GIVEN TASK 1.
Reproduce, line for line and without changes, the records from their first line through the line holding "y-tick-label: 1500 bbox=[41, 324, 77, 340]", inclusive.

PASSAGE TO READ.
Don't tell me it "cut costs", it rarely does and lots of people smarter than me have shown that cutting costs are not the top priority of most leadership.
Back to the point of the article. I have made a lot of money in consulting. I now sell consulting services. You know how I do it? "Yes Mr customer how are you? Cool great, I am fine thanks. So what problems does your organization have, what are your goals, and how can I help you?"
Boom. You are all welcome.
Don't talk about product or you will lose to me or someone better. Don't talk money or you lose. Don't talk fads or you lose. Talk about the business and how you will help it reach its goals, overcomes it's problems, and grow!
So, your not the cool, forward looking engineer when you favor using a 5 year old toolchain to build your product. OTOH, your also the engineer that doesn't have to come in on weekends to debug the death march bug that ends up being a result of doing the upgrade.
Example: as soon as Rails 5 gets released, Rails 3.2 won't get any secuurity fix anymore. If the customer accepts the risk of running a system that could be exploited by automated attacks, all fine. If it's not, time to upgrade at least to Rails 4.2. They could also decide to check if the new vulnerabilities apply to their old version and patch it themselves, but it's probably more expensive and error prone.
s/Rails/any other technology/
As technical lead on some projects whenever someone comes will cool idea X, my question usually boils down to what is the business value of that idea.
If it doesn't improve business in some specific way, it doesn't matter how cool it is, it will just produce costs (developer time * hourly rate) without any benefit to the bottom line.
At least in fashion you can make an excuse that the design is thirty years old and most people don't remember the last time we did this.
With software it's every six or seven. It's hard not to judge my peers for having such short memories.

SUPPLIED RECORDS.
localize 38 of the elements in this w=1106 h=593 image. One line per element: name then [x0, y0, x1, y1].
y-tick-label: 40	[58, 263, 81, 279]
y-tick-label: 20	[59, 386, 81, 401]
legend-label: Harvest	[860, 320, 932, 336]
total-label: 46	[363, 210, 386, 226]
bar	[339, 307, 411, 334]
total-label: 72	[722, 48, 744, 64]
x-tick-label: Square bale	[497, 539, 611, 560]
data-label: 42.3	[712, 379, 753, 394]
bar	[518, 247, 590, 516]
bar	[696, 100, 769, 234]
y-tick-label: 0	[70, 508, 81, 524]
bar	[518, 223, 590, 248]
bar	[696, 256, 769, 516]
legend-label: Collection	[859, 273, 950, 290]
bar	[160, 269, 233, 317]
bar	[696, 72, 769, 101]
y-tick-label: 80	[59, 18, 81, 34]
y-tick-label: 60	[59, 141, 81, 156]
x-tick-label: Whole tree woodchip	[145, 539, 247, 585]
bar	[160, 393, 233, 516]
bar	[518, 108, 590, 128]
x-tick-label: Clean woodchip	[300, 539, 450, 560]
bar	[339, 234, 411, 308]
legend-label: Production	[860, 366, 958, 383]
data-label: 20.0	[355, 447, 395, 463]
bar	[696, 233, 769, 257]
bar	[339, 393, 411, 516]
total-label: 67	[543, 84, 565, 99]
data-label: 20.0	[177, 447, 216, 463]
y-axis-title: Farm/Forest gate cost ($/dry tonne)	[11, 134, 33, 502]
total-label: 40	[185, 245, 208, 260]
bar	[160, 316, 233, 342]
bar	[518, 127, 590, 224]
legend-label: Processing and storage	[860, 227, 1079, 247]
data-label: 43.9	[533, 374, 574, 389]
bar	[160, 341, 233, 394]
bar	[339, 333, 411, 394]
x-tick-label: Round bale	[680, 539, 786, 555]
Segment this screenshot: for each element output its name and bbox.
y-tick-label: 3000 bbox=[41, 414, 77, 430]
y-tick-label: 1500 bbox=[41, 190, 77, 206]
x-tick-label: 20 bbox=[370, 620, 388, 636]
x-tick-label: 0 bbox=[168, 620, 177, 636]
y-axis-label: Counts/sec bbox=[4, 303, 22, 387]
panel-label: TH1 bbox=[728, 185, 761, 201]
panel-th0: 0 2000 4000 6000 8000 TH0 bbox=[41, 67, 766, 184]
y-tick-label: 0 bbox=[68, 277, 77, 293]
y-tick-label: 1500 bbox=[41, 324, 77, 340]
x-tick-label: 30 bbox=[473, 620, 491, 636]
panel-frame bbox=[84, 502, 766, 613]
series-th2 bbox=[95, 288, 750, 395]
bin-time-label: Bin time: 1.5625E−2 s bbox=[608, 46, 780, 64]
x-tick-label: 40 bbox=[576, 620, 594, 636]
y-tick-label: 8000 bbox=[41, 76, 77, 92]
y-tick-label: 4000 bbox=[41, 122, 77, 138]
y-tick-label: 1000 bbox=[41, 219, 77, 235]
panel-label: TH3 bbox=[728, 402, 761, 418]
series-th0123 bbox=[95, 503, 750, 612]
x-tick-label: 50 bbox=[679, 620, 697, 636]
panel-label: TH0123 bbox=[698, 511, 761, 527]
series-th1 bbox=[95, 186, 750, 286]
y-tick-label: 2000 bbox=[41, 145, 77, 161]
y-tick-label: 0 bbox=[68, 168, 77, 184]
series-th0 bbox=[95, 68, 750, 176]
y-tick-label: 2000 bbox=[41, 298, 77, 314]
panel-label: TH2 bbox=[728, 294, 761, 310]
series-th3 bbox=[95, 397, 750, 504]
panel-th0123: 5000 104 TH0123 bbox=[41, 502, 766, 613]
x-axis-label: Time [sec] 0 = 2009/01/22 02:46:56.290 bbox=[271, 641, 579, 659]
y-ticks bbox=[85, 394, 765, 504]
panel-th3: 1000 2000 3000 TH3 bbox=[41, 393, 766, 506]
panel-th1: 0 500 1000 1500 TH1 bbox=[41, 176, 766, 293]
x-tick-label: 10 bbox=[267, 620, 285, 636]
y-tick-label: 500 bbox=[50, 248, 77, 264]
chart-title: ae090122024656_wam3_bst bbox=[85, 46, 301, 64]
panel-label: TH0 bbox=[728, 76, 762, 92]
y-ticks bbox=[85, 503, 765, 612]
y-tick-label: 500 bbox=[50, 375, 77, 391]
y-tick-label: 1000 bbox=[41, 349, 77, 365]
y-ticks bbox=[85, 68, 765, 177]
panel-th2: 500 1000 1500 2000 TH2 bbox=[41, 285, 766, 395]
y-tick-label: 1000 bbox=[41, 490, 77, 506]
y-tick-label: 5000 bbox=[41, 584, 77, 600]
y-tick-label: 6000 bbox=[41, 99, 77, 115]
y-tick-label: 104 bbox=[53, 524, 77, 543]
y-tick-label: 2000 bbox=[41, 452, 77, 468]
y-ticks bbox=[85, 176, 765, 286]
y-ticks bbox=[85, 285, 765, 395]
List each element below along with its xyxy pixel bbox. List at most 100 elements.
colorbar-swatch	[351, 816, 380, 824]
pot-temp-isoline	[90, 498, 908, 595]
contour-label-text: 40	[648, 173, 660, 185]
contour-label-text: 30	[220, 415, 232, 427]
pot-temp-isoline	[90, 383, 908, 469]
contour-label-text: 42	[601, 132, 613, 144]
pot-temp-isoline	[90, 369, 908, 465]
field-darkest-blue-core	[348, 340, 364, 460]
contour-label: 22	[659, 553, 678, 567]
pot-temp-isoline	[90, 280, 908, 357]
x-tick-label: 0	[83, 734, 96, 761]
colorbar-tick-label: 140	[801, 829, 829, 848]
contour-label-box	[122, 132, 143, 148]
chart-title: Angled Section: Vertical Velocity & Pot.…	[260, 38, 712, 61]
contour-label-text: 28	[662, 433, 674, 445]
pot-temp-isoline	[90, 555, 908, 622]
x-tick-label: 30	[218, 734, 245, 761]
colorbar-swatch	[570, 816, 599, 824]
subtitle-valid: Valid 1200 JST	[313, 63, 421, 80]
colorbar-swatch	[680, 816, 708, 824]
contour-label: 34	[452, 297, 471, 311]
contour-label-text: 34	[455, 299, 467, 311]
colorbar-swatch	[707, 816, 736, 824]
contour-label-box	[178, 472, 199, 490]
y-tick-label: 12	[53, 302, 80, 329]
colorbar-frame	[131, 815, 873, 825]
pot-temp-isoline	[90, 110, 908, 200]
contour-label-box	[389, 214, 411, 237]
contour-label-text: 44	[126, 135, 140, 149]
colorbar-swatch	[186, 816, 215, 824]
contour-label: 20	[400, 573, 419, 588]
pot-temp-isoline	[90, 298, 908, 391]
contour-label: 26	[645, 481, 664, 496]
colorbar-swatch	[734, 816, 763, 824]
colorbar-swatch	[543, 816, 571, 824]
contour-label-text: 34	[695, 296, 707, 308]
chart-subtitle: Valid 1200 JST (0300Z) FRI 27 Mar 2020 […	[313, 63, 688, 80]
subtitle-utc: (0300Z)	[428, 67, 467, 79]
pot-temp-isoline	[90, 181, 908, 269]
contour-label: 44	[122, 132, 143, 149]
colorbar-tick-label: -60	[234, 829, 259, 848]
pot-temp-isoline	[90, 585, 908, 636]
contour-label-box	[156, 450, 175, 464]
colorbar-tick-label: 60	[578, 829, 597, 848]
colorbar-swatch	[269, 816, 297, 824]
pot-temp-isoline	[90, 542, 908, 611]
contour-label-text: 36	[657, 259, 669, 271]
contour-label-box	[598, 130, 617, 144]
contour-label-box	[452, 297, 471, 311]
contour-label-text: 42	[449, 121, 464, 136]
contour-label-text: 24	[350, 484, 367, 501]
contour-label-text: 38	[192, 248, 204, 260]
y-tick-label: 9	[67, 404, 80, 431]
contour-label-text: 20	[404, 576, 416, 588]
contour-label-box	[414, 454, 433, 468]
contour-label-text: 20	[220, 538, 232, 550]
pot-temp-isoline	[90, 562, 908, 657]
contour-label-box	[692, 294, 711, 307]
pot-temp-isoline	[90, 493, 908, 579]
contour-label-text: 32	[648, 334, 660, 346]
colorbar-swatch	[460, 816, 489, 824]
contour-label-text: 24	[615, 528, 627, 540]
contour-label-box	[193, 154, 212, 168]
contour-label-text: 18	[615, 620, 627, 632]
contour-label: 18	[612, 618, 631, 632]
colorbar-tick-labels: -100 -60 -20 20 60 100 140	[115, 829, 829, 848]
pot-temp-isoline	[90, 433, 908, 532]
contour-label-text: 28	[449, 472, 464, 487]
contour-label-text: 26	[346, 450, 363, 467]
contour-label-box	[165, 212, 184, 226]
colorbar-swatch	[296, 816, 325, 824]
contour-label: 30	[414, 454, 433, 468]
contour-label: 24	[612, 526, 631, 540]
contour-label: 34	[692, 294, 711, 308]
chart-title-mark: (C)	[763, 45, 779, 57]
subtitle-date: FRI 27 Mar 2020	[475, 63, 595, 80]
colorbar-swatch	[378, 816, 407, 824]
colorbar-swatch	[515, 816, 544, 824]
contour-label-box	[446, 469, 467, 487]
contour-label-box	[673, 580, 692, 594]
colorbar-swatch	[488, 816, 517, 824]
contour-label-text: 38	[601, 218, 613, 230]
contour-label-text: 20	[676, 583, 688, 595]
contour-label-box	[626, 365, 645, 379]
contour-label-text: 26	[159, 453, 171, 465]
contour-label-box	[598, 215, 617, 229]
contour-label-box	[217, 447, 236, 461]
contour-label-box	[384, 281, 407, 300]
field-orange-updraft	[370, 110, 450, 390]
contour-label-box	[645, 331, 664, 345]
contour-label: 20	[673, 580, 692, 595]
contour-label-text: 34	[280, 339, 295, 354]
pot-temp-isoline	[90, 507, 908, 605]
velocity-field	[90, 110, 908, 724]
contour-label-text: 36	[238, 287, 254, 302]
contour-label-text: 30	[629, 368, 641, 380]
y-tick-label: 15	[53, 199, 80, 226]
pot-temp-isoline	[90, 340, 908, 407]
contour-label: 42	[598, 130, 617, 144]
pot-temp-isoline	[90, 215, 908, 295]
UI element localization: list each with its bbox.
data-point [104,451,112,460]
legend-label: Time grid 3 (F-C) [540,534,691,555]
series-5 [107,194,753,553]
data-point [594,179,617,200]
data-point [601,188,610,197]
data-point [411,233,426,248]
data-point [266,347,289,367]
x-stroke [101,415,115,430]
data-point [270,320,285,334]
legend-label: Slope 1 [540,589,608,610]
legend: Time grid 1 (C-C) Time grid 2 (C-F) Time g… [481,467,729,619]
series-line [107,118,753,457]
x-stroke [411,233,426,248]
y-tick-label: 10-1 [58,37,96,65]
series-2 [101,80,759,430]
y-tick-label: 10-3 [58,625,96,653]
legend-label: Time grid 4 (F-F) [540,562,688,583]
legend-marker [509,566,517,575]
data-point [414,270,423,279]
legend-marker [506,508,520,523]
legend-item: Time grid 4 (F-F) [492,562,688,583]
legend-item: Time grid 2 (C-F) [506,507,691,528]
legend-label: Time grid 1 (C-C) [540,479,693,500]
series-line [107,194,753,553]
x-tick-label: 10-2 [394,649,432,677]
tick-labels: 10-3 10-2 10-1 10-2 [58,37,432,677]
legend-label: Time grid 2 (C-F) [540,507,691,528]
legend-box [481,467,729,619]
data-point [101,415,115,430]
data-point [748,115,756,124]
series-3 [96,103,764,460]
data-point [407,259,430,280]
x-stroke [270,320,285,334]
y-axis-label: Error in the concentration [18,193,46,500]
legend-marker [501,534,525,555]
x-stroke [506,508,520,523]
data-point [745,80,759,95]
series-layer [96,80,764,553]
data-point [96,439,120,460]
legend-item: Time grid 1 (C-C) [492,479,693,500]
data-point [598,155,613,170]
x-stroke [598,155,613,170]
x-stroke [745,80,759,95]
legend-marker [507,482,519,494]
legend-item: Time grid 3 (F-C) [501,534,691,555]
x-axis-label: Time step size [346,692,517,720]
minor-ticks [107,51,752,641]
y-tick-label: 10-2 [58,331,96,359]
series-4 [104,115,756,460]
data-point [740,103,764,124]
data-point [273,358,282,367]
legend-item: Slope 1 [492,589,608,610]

GIVEN TASK 2.
Answer briefly from the discussion of software and consulting.
(a) If a customer won't accept the security risk, which Rails version does the discussion name as the minimum upgrade?
(b) What calculation does it give for the costs an idea creates when it brings no business improvement?
(c) How often does it say the cycle repeats with software?

CORRECT RESPONSE 1.
localize 38 of the elements in this w=1106 h=593 image. One line per element: name then [x0, y0, x1, y1].
y-tick-label: 40	[58, 263, 81, 279]
y-tick-label: 20	[59, 386, 81, 401]
legend-label: Harvest	[860, 320, 932, 336]
total-label: 46	[363, 210, 386, 226]
bar	[339, 307, 411, 334]
total-label: 72	[722, 48, 744, 64]
x-tick-label: Square bale	[497, 539, 611, 560]
data-label: 42.3	[712, 379, 753, 394]
bar	[518, 247, 590, 516]
bar	[696, 100, 769, 234]
y-tick-label: 0	[70, 508, 81, 524]
bar	[518, 223, 590, 248]
bar	[696, 256, 769, 516]
legend-label: Collection	[859, 273, 950, 290]
bar	[160, 269, 233, 317]
bar	[696, 72, 769, 101]
y-tick-label: 80	[59, 18, 81, 34]
y-tick-label: 60	[59, 141, 81, 156]
x-tick-label: Whole tree woodchip	[145, 539, 247, 585]
bar	[160, 393, 233, 516]
bar	[518, 108, 590, 128]
x-tick-label: Clean woodchip	[300, 539, 450, 560]
bar	[339, 234, 411, 308]
legend-label: Production	[860, 366, 958, 383]
data-label: 20.0	[355, 447, 395, 463]
bar	[696, 233, 769, 257]
bar	[339, 393, 411, 516]
total-label: 67	[543, 84, 565, 99]
data-label: 20.0	[177, 447, 216, 463]
y-axis-title: Farm/Forest gate cost ($/dry tonne)	[11, 134, 33, 502]
total-label: 40	[185, 245, 208, 260]
bar	[160, 316, 233, 342]
bar	[518, 127, 590, 224]
legend-label: Processing and storage	[860, 227, 1079, 247]
data-label: 43.9	[533, 374, 574, 389]
bar	[160, 341, 233, 394]
bar	[339, 333, 411, 394]
x-tick-label: Round bale	[680, 539, 786, 555]
Segment this screenshot: for each element output its name and bbox.
y-tick-label: 3000 bbox=[41, 414, 77, 430]
y-tick-label: 1500 bbox=[41, 190, 77, 206]
x-tick-label: 20 bbox=[370, 620, 388, 636]
x-tick-label: 0 bbox=[168, 620, 177, 636]
y-axis-label: Counts/sec bbox=[4, 303, 22, 387]
panel-label: TH1 bbox=[728, 185, 761, 201]
panel-th0: 0 2000 4000 6000 8000 TH0 bbox=[41, 67, 766, 184]
y-tick-label: 0 bbox=[68, 277, 77, 293]
y-tick-label: 1500 bbox=[41, 324, 77, 340]

CORRECT RESPONSE 2.
(a) Rails 4.2
(b) Developer time multiplied by the hourly rate
(c) Every six or seven